- [Sayfa Metni]:
►
Pazartesi, 04 Mayıs 2015 17:47

Gelecek Mülahazamıza Yön Verecek İzler

Ülkemiz ve bölgemiz sürekli çatışma ve iç kavga alanı haline getirilmeye çalışılıyor. 12 Eylül 1980 öncesi kavganın sebebi ideolojik ve ekonomik sebepler gibi görünüyordu. Ancak Dünyanın da tek kutuplu olmasından sonra sebebin sosyal ya da ekonomik olmadığı anlaşıldı.

Birinci Dünya Savaşı devam ediyor. Çünkü Emperyalizm henüz istediği sonucu alamadı. Biz barış olduğuna inandırıldık. Oysa içimizde sürdürdüğümüz kavga ve çatışmaların gerçek tarafı Biz ve Onlar’dı.
◄
- [Veri Satırları]:
►
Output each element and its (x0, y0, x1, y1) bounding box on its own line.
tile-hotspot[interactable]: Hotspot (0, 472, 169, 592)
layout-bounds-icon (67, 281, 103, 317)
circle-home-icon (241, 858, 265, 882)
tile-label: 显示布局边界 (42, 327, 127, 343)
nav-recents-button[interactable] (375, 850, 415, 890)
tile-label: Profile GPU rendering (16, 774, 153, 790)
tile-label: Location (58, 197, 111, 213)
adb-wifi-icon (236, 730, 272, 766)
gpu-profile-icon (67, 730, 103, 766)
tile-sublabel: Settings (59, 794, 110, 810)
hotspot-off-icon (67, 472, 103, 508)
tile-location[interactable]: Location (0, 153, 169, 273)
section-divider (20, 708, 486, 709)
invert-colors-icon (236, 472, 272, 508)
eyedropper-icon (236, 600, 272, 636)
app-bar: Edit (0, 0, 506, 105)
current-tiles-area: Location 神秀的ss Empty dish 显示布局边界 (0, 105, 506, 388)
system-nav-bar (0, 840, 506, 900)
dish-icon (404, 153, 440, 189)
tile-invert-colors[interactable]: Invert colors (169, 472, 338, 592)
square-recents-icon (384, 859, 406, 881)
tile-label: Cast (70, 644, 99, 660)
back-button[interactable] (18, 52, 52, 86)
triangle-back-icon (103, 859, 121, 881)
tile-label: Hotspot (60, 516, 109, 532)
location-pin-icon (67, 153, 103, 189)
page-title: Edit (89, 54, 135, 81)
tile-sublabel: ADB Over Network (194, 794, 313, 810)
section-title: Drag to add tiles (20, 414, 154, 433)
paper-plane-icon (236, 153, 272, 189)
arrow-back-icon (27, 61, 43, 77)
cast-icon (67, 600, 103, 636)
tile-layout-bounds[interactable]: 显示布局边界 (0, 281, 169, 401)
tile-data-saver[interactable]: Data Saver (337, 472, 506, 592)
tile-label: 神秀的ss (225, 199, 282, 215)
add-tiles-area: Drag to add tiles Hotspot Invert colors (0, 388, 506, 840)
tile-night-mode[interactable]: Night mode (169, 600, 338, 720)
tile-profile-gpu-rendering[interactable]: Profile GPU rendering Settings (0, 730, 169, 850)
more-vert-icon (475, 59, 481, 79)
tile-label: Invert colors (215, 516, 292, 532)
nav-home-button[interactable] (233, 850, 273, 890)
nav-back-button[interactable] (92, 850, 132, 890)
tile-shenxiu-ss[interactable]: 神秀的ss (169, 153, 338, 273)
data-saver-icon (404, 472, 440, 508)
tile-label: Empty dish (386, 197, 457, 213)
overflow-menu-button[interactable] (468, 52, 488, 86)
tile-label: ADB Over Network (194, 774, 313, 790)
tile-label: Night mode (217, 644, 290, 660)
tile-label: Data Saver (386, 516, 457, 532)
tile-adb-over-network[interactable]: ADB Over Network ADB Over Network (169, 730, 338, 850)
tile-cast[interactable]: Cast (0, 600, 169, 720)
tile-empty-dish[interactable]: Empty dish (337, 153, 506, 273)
◄
- [Görev Ayrıntıları]: Sayfa metninin tamamını, hiçbir harfini değiştirmeden geri verebilir misin?

- [Görev Çıktısı]:
Pazartesi, 04 Mayıs 2015 17:47

Gelecek Mülahazamıza Yön Verecek İzler

Ülkemiz ve bölgemiz sürekli çatışma ve iç kavga alanı haline getirilmeye çalışılıyor. 12 Eylül 1980 öncesi kavganın sebebi ideolojik ve ekonomik sebepler gibi görünüyordu. Ancak Dünyanın da tek kutuplu olmasından sonra sebebin sosyal ya da ekonomik olmadığı anlaşıldı.

Birinci Dünya Savaşı devam ediyor. Çünkü Emperyalizm henüz istediği sonucu alamadı. Biz barış olduğuna inandırıldık. Oysa içimizde sürdürdüğümüz kavga ve çatışmaların gerçek tarafı Biz ve Onlar’dı.